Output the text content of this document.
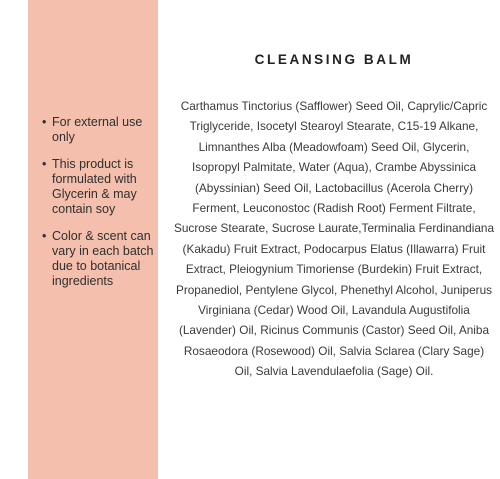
• For external use only
• This product is formulated with Glycerin & may contain soy
• Color & scent can vary in each batch due to botanical ingredients
CLEANSING BALM

Carthamus Tinctorius (Safflower) Seed Oil, Caprylic/Capric Triglyceride, Isocetyl Stearoyl Stearate, C15-19 Alkane, Limnanthes Alba (Meadowfoam) Seed Oil, Glycerin, Isopropyl Palmitate, Water (Aqua), Crambe Abyssinica (Abyssinian) Seed Oil, Lactobacillus (Acerola Cherry) Ferment, Leuconostoc (Radish Root) Ferment Filtrate, Sucrose Stearate, Sucrose Laurate,Terminalia Ferdinandiana (Kakadu) Fruit Extract, Podocarpus Elatus (Illawarra) Fruit Extract, Pleiogynium Timoriense (Burdekin) Fruit Extract, Propanediol, Pentylene Glycol, Phenethyl Alcohol, Juniperus Virginiana (Cedar) Wood Oil, Lavandula Augustifolia (Lavender) Oil, Ricinus Communis (Castor) Seed Oil, Aniba Rosaeodora (Rosewood) Oil, Salvia Sclarea (Clary Sage) Oil, Salvia Lavendulaefolia (Sage) Oil.
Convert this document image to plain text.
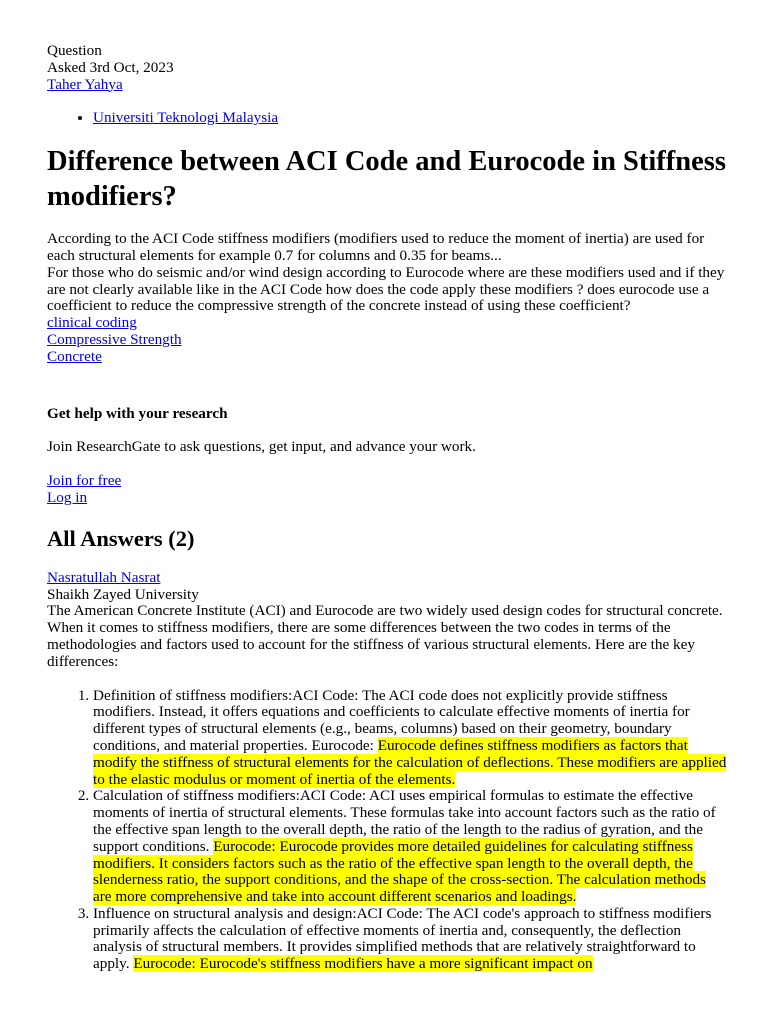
Question
Asked 3rd Oct, 2023
Taher Yahya
• Universiti Teknologi Malaysia
Difference between ACI Code and Eurocode in Stiffness modifiers?
According to the ACI Code stiffness modifiers (modifiers used to reduce the moment of inertia) are used for each structural elements for example 0.7 for columns and 0.35 for beams...
For those who do seismic and/or wind design according to Eurocode where are these modifiers used and if they are not clearly available like in the ACI Code how does the code apply these modifiers ? does eurocode use a coefficient to reduce the compressive strength of the concrete instead of using these coefficient?
clinical coding
Compressive Strength
Concrete
Get help with your research
Join ResearchGate to ask questions, get input, and advance your work.
Join for free
Log in
All Answers (2)
Nasratullah Nasrat
Shaikh Zayed University
The American Concrete Institute (ACI) and Eurocode are two widely used design codes for structural concrete. When it comes to stiffness modifiers, there are some differences between the two codes in terms of the methodologies and factors used to account for the stiffness of various structural elements. Here are the key differences:
1. Definition of stiffness modifiers:ACI Code: The ACI code does not explicitly provide stiffness modifiers. Instead, it offers equations and coefficients to calculate effective moments of inertia for different types of structural elements (e.g., beams, columns) based on their geometry, boundary conditions, and material properties. Eurocode: Eurocode defines stiffness modifiers as factors that modify the stiffness of structural elements for the calculation of deflections. These modifiers are applied to the elastic modulus or moment of inertia of the elements.
2. Calculation of stiffness modifiers:ACI Code: ACI uses empirical formulas to estimate the effective moments of inertia of structural elements. These formulas take into account factors such as the ratio of the effective span length to the overall depth, the ratio of the length to the radius of gyration, and the support conditions. Eurocode: Eurocode provides more detailed guidelines for calculating stiffness modifiers. It considers factors such as the ratio of the effective span length to the overall depth, the slenderness ratio, the support conditions, and the shape of the cross-section. The calculation methods are more comprehensive and take into account different scenarios and loadings.
3. Influence on structural analysis and design:ACI Code: The ACI code's approach to stiffness modifiers primarily affects the calculation of effective moments of inertia and, consequently, the deflection analysis of structural members. It provides simplified methods that are relatively straightforward to apply. Eurocode: Eurocode's stiffness modifiers have a more significant impact on
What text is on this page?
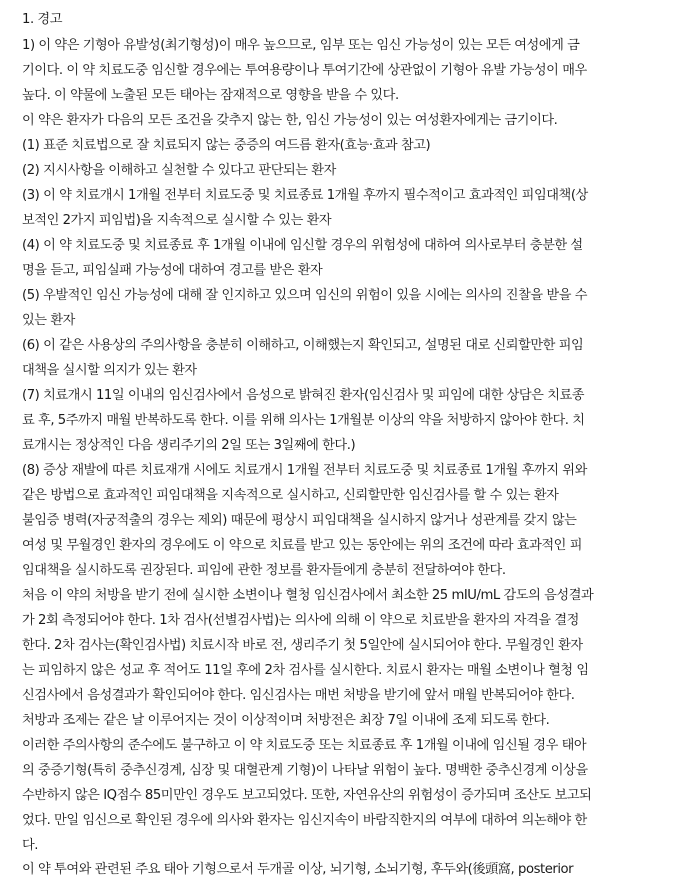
1. 경고
1) 이 약은 기형아 유발성(최기형성)이 매우 높으므로, 임부 또는 임신 가능성이 있는 모든 여성에게 금
기이다. 이 약 치료도중 임신할 경우에는 투여용량이나 투여기간에 상관없이 기형아 유발 가능성이 매우
높다. 이 약물에 노출된 모든 태아는 잠재적으로 영향을 받을 수 있다.
이 약은 환자가 다음의 모든 조건을 갖추지 않는 한, 임신 가능성이 있는 여성환자에게는 금기이다.
(1) 표준 치료법으로 잘 치료되지 않는 중증의 여드름 환자(효능·효과 참고)
(2) 지시사항을 이해하고 실천할 수 있다고 판단되는 환자
(3) 이 약 치료개시 1개월 전부터 치료도중 및 치료종료 1개월 후까지 필수적이고 효과적인 피임대책(상
보적인 2가지 피임법)을 지속적으로 실시할 수 있는 환자
(4) 이 약 치료도중 및 치료종료 후 1개월 이내에 임신할 경우의 위험성에 대하여 의사로부터 충분한 설
명을 듣고, 피임실패 가능성에 대하여 경고를 받은 환자
(5) 우발적인 임신 가능성에 대해 잘 인지하고 있으며 임신의 위험이 있을 시에는 의사의 진찰을 받을 수
있는 환자
(6) 이 같은 사용상의 주의사항을 충분히 이해하고, 이해했는지 확인되고, 설명된 대로 신뢰할만한 피임
대책을 실시할 의지가 있는 환자
(7) 치료개시 11일 이내의 임신검사에서 음성으로 밝혀진 환자(임신검사 및 피임에 대한 상담은 치료종
료 후, 5주까지 매월 반복하도록 한다. 이를 위해 의사는 1개월분 이상의 약을 처방하지 않아야 한다. 치
료개시는 정상적인 다음 생리주기의 2일 또는 3일째에 한다.)
(8) 증상 재발에 따른 치료재개 시에도 치료개시 1개월 전부터 치료도중 및 치료종료 1개월 후까지 위와
같은 방법으로 효과적인 피임대책을 지속적으로 실시하고, 신뢰할만한 임신검사를 할 수 있는 환자
불임증 병력(자궁적출의 경우는 제외) 때문에 평상시 피임대책을 실시하지 않거나 성관계를 갖지 않는
여성 및 무월경인 환자의 경우에도 이 약으로 치료를 받고 있는 동안에는 위의 조건에 따라 효과적인 피
임대책을 실시하도록 권장된다. 피임에 관한 정보를 환자들에게 충분히 전달하여야 한다.
처음 이 약의 처방을 받기 전에 실시한 소변이나 혈청 임신검사에서 최소한 25 mIU/mL 감도의 음성결과
가 2회 측정되어야 한다. 1차 검사(선별검사법)는 의사에 의해 이 약으로 치료받을 환자의 자격을 결정
한다. 2차 검사는(확인검사법) 치료시작 바로 전, 생리주기 첫 5일안에 실시되어야 한다. 무월경인 환자
는 피임하지 않은 성교 후 적어도 11일 후에 2차 검사를 실시한다. 치료시 환자는 매월 소변이나 혈청 임
신검사에서 음성결과가 확인되어야 한다. 임신검사는 매번 처방을 받기에 앞서 매월 반복되어야 한다.
처방과 조제는 같은 날 이루어지는 것이 이상적이며 처방전은 최장 7일 이내에 조제 되도록 한다.
이러한 주의사항의 준수에도 불구하고 이 약 치료도중 또는 치료종료 후 1개월 이내에 임신될 경우 태아
의 중증기형(특히 중추신경계, 심장 및 대혈관계 기형)이 나타날 위험이 높다. 명백한 중추신경계 이상을
수반하지 않은 IQ점수 85미만인 경우도 보고되었다. 또한, 자연유산의 위험성이 증가되며 조산도 보고되
었다. 만일 임신으로 확인된 경우에 의사와 환자는 임신지속이 바람직한지의 여부에 대하여 의논해야 한
다.
이 약 투여와 관련된 주요 태아 기형으로서 두개골 이상, 뇌기형, 소뇌기형, 후두와(後頭窩, posterior
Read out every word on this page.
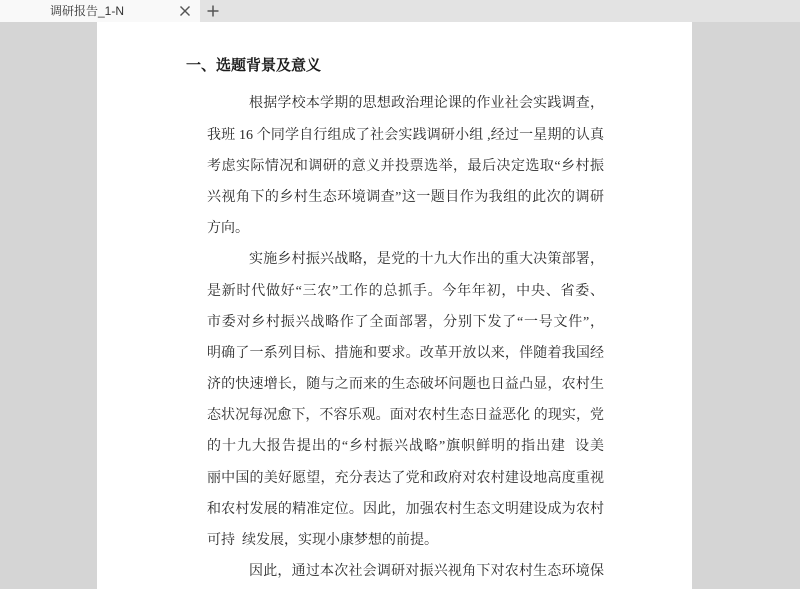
调研报告_1-N
一、选题背景及意义
根据学校本学期的思想政治理论课的作业社会实践调查，
我班 16 个同学自行组成了社会实践调研小组 ,经过一星期的认真
考虑实际情况和调研的意义并投票选举，最后决定选取“乡村振
兴视角下的乡村生态环境调查”这一题目作为我组的此次的调研
方向。
实施乡村振兴战略，是党的十九大作出的重大决策部署，
是新时代做好“三农”工作的总抓手。今年年初，中央、省委、
市委对乡村振兴战略作了全面部署，分别下发了“一号文件”，
明确了一系列目标、措施和要求。改革开放以来，伴随着我国经
济的快速增长，随与之而来的生态破坏问题也日益凸显，农村生
态状况每况愈下，不容乐观。面对农村生态日益恶化 的现实，党
的十九大报告提出的“乡村振兴战略”旗帜鲜明的指出建  设美
丽中国的美好愿望，充分表达了党和政府对农村建设地高度重视
和农村发展的精准定位。因此，加强农村生态文明建设成为农村
可持  续发展，实现小康梦想的前提。
因此，通过本次社会调研对振兴视角下对农村生态环境保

....

- _DIRECTIONS FOR THIS TASK_
Go through the records. Copy each line where "치료종료" appears.

- _REPLY TO THE EXERCISE_
(3) 이 약 치료개시 1개월 전부터 치료도중 및 치료종료 1개월 후까지 필수적이고 효과적인 피임대책(상
(4) 이 약 치료도중 및 치료종료 후 1개월 이내에 임신할 경우의 위험성에 대하여 의사로부터 충분한 설
(8) 증상 재발에 따른 치료재개 시에도 치료개시 1개월 전부터 치료도중 및 치료종료 1개월 후까지 위와
이러한 주의사항의 준수에도 불구하고 이 약 치료도중 또는 치료종료 후 1개월 이내에 임신될 경우 태아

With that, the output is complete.